Render this sentence from the eulogy below in Spanish: "He loved us, his children, whether we succeeded or failed in our endeavors."

= Source text =

=-=-=

Dad was always there for us, opinionated, always ready to help, playful and grouchy in quick succession (like me, like my son). His love for his family, although almost never said in words, came through loud and clear in his actions. His last thoughts were what he could do to make sure my mother, my brother, my son, and I were taken care of. His last instructions to us were that we love and take care of each other.

It was sometimes hard to know, because dad rarely spoke about his own feelings, when he was proud of us or when he was disappointed. But in the end, I don’t think it really matters. He loved us, his children, whether we succeeded or failed in our endeavors.

As my mother has said in the days since his death, you cannot take any of your possessions with you when you go. What dad leaves behind are our memories – all of our memories – of a hard-working man who was always there for his family and friends. I have never known him to let anyone down, and I will miss his laughter, his bright smile, his stories that poked gentle fun at people, how he never complained about how unfair life can be, his strength of will, and his unconditional love.

Dad would want to thank many of his family and friends for their love and support over his lifetime, but particularly, since he became sick, I know that he would want to give special thanks to his good friends, Bac Bao and Bac Nhung, Di Ngoc Ha and Bac Chuong, and Bac Chan and Bac Thanh, and Bac Dich and Di Bich-Ngoc for caring for him in his time of need. Thank you for being good friends to my dad.

May his journey continue in peace and the knowledge that he is loved and deeply missed. Con tuong ba va nho ba nhieu.

=-=-=

Saved entries:
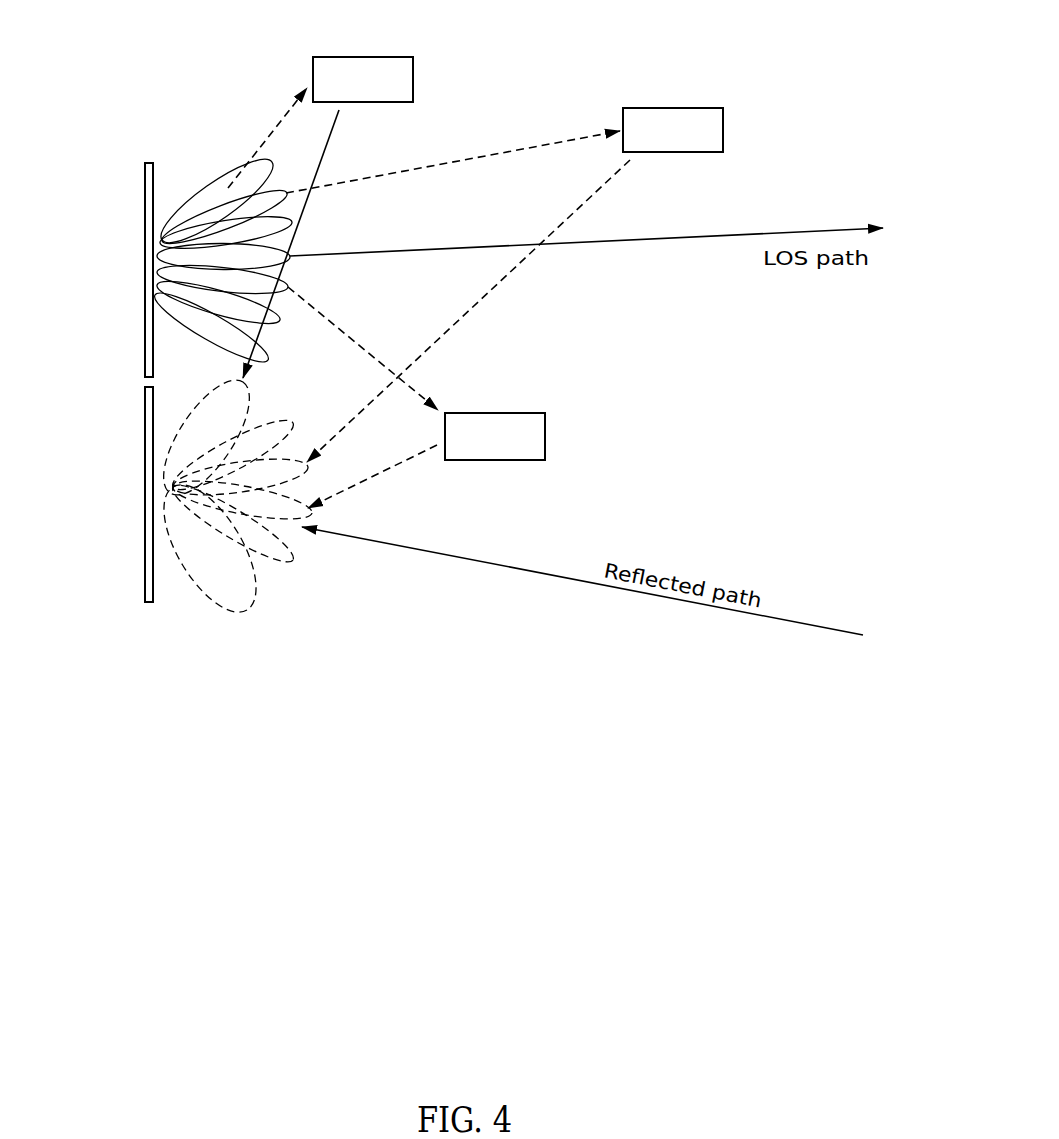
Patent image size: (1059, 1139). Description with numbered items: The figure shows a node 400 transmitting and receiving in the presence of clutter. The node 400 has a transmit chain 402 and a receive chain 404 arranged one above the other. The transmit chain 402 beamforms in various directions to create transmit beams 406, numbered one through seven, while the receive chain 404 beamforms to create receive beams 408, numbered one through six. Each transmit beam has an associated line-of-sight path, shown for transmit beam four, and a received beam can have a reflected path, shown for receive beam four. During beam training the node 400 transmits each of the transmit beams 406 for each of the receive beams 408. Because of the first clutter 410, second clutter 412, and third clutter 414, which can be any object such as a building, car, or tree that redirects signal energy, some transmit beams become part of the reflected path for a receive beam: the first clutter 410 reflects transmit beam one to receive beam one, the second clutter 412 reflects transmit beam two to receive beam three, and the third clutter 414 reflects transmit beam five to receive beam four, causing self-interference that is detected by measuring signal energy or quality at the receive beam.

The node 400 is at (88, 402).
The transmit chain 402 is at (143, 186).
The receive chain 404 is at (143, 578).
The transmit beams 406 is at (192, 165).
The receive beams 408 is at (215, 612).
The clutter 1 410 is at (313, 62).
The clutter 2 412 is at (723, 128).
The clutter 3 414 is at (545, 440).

=-=-=

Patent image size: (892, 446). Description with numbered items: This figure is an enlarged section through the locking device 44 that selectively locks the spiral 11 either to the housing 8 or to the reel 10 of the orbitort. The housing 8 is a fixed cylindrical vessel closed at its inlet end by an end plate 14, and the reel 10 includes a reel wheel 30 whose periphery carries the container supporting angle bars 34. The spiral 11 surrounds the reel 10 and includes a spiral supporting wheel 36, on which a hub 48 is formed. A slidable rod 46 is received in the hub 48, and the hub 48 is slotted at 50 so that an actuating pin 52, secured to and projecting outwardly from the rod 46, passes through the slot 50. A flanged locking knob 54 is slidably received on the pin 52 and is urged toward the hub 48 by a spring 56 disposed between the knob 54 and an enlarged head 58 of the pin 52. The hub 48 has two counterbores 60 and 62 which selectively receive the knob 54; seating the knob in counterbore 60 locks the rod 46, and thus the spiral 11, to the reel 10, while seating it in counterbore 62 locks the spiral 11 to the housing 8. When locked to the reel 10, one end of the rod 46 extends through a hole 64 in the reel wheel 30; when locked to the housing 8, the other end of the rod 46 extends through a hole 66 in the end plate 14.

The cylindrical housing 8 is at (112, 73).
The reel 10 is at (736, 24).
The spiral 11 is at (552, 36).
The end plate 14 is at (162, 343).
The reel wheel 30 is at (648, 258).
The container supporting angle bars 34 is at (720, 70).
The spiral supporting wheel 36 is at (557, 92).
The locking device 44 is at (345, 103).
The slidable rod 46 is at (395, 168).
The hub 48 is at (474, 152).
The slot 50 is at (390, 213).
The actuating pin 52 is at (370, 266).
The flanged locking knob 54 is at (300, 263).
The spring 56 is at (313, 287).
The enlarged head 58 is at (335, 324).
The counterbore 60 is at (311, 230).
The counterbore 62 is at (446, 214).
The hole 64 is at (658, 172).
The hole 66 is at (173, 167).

=-=-=

= Solution for this problem =
Nos amaba a nosotros, sus hijos, tanto si teníamos éxito como si fracasábamos en nuestros empeños.